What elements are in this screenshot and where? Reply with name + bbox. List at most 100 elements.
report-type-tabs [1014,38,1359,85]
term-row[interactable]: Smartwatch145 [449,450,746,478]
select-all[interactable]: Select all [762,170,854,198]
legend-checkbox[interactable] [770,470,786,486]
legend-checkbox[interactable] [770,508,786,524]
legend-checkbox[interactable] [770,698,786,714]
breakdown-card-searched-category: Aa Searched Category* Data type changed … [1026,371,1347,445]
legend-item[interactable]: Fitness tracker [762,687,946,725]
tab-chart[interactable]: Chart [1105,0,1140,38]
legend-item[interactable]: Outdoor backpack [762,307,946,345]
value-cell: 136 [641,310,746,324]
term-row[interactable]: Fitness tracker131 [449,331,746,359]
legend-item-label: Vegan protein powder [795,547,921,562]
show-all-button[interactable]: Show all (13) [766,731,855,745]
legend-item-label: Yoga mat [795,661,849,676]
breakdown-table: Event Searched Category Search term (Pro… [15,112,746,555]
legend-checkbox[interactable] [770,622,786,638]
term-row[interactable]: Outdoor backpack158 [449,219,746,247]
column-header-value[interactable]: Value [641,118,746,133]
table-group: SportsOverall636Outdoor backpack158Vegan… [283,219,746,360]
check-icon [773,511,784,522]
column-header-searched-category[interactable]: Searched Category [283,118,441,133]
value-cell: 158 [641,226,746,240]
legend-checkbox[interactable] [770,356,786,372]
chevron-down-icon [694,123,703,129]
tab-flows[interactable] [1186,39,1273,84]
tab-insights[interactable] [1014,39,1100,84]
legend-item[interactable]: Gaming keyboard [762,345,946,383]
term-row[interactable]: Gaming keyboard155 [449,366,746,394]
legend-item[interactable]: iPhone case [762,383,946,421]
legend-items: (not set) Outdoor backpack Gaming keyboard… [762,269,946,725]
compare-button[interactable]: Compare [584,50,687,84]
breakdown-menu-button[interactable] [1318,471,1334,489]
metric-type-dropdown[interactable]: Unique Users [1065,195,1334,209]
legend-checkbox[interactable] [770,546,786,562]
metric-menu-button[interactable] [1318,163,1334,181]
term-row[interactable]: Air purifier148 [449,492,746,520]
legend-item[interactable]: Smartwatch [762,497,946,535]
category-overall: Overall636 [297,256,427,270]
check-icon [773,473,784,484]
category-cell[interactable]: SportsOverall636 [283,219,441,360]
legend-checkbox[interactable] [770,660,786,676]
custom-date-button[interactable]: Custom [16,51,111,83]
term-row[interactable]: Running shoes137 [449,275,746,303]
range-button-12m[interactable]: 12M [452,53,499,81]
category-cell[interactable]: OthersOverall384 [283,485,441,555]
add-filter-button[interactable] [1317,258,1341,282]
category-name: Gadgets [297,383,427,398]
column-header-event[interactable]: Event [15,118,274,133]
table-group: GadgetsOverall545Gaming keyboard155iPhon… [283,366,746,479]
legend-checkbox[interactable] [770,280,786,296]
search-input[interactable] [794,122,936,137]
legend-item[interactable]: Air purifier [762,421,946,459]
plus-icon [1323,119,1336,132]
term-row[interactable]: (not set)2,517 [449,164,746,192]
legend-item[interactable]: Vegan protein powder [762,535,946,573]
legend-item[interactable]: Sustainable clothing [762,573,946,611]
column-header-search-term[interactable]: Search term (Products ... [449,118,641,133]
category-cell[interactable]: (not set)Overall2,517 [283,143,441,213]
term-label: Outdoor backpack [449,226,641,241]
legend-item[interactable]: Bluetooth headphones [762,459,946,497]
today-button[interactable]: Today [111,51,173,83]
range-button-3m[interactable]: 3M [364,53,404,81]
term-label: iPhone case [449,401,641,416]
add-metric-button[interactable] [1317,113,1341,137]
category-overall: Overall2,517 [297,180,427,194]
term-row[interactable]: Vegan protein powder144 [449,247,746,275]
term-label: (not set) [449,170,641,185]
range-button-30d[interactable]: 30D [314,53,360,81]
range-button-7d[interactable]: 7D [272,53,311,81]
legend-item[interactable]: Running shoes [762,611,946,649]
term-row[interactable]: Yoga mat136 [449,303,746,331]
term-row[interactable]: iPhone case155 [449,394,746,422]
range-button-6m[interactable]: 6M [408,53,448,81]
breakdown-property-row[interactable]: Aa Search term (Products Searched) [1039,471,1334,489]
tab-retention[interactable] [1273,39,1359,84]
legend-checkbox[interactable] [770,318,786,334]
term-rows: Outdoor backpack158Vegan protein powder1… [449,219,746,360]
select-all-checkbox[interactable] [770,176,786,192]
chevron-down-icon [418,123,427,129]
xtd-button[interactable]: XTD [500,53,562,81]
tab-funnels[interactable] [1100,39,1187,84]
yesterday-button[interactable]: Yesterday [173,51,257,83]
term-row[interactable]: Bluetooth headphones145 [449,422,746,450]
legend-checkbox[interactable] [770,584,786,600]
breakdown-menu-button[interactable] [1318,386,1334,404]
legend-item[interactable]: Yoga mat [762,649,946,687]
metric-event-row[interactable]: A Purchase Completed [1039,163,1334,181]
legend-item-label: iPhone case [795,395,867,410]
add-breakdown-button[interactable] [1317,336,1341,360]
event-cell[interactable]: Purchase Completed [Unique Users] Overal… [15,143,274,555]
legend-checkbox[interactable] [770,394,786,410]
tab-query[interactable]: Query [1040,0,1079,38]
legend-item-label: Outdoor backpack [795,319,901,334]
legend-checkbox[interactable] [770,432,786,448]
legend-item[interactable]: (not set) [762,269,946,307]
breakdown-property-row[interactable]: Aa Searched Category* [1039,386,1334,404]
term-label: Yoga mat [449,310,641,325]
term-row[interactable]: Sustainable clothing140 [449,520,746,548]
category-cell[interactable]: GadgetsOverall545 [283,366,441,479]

Task details: Repeat the entries shown above, every one, word for word.

Result:
What elements are in this screenshot and where? Reply with name + bbox. List at most 100 elements.
report-type-tabs [1014,38,1359,85]
term-row[interactable]: Smartwatch145 [449,450,746,478]
select-all[interactable]: Select all [762,170,854,198]
legend-checkbox[interactable] [770,470,786,486]
legend-checkbox[interactable] [770,508,786,524]
legend-checkbox[interactable] [770,698,786,714]
breakdown-card-searched-category: Aa Searched Category* Data type changed … [1026,371,1347,445]
legend-item[interactable]: Fitness tracker [762,687,946,725]
tab-chart[interactable]: Chart [1105,0,1140,38]
legend-item[interactable]: Outdoor backpack [762,307,946,345]
value-cell: 136 [641,310,746,324]
term-row[interactable]: Fitness tracker131 [449,331,746,359]
legend-item-label: Vegan protein powder [795,547,921,562]
show-all-button[interactable]: Show all (13) [766,731,855,745]
legend-item-label: Yoga mat [795,661,849,676]
breakdown-table: Event Searched Category Search term (Pro… [15,112,746,555]
legend-checkbox[interactable] [770,622,786,638]
term-row[interactable]: Outdoor backpack158 [449,219,746,247]
column-header-value[interactable]: Value [641,118,746,133]
table-group: SportsOverall636Outdoor backpack158Vegan… [283,219,746,360]
check-icon [773,511,784,522]
column-header-searched-category[interactable]: Searched Category [283,118,441,133]
value-cell: 158 [641,226,746,240]
legend-checkbox[interactable] [770,356,786,372]
chevron-down-icon [694,123,703,129]
tab-flows[interactable] [1186,39,1273,84]
tab-insights[interactable] [1014,39,1100,84]
legend-item[interactable]: Gaming keyboard [762,345,946,383]
term-row[interactable]: Gaming keyboard155 [449,366,746,394]
legend-item[interactable]: iPhone case [762,383,946,421]
legend-items: (not set) Outdoor backpack Gaming keyboard… [762,269,946,725]
compare-button[interactable]: Compare [584,50,687,84]
breakdown-menu-button[interactable] [1318,471,1334,489]
metric-type-dropdown[interactable]: Unique Users [1065,195,1334,209]
legend-checkbox[interactable] [770,546,786,562]
metric-menu-button[interactable] [1318,163,1334,181]
term-row[interactable]: Air purifier148 [449,492,746,520]
legend-item[interactable]: Smartwatch [762,497,946,535]
category-overall: Overall636 [297,256,427,270]
check-icon [773,473,784,484]
category-cell[interactable]: SportsOverall636 [283,219,441,360]
legend-checkbox[interactable] [770,660,786,676]
custom-date-button[interactable]: Custom [16,51,111,83]
term-row[interactable]: Running shoes137 [449,275,746,303]
range-button-12m[interactable]: 12M [452,53,499,81]
category-cell[interactable]: OthersOverall384 [283,485,441,555]
add-filter-button[interactable] [1317,258,1341,282]
category-name: Gadgets [297,383,427,398]
column-header-event[interactable]: Event [15,118,274,133]
table-group: GadgetsOverall545Gaming keyboard155iPhon… [283,366,746,479]
legend-checkbox[interactable] [770,280,786,296]
search-input[interactable] [794,122,936,137]
legend-item[interactable]: Air purifier [762,421,946,459]
plus-icon [1323,119,1336,132]
term-row[interactable]: (not set)2,517 [449,164,746,192]
legend-item[interactable]: Vegan protein powder [762,535,946,573]
legend-item[interactable]: Sustainable clothing [762,573,946,611]
column-header-search-term[interactable]: Search term (Products ... [449,118,641,133]
category-cell[interactable]: (not set)Overall2,517 [283,143,441,213]
term-label: Outdoor backpack [449,226,641,241]
legend-item[interactable]: Bluetooth headphones [762,459,946,497]
today-button[interactable]: Today [111,51,173,83]
range-button-3m[interactable]: 3M [364,53,404,81]
term-label: iPhone case [449,401,641,416]
add-metric-button[interactable] [1317,113,1341,137]
category-overall: Overall2,517 [297,180,427,194]
term-row[interactable]: Vegan protein powder144 [449,247,746,275]
term-label: (not set) [449,170,641,185]
range-button-30d[interactable]: 30D [314,53,360,81]
range-button-7d[interactable]: 7D [272,53,311,81]
legend-item[interactable]: Running shoes [762,611,946,649]
term-row[interactable]: Yoga mat136 [449,303,746,331]
term-row[interactable]: iPhone case155 [449,394,746,422]
range-button-6m[interactable]: 6M [408,53,448,81]
breakdown-property-row[interactable]: Aa Search term (Products Searched) [1039,471,1334,489]
tab-retention[interactable] [1273,39,1359,84]
legend-checkbox[interactable] [770,318,786,334]
term-rows: Outdoor backpack158Vegan protein powder1… [449,219,746,360]
select-all-checkbox[interactable] [770,176,786,192]
chevron-down-icon [418,123,427,129]
xtd-button[interactable]: XTD [500,53,562,81]
tab-funnels[interactable] [1100,39,1187,84]
yesterday-button[interactable]: Yesterday [173,51,257,83]
term-row[interactable]: Bluetooth headphones145 [449,422,746,450]
legend-checkbox[interactable] [770,584,786,600]
breakdown-menu-button[interactable] [1318,386,1334,404]
legend-item[interactable]: Yoga mat [762,649,946,687]
metric-event-row[interactable]: A Purchase Completed [1039,163,1334,181]
legend-item-label: iPhone case [795,395,867,410]
add-breakdown-button[interactable] [1317,336,1341,360]
event-cell[interactable]: Purchase Completed [Unique Users] Overal… [15,143,274,555]
legend-checkbox[interactable] [770,394,786,410]
tab-query[interactable]: Query [1040,0,1079,38]
legend-item-label: Outdoor backpack [795,319,901,334]
legend-checkbox[interactable] [770,432,786,448]
legend-item[interactable]: (not set) [762,269,946,307]
breakdown-property-row[interactable]: Aa Searched Category* [1039,386,1334,404]
term-label: Yoga mat [449,310,641,325]
term-row[interactable]: Sustainable clothing140 [449,520,746,548]
category-cell[interactable]: GadgetsOverall545 [283,366,441,479]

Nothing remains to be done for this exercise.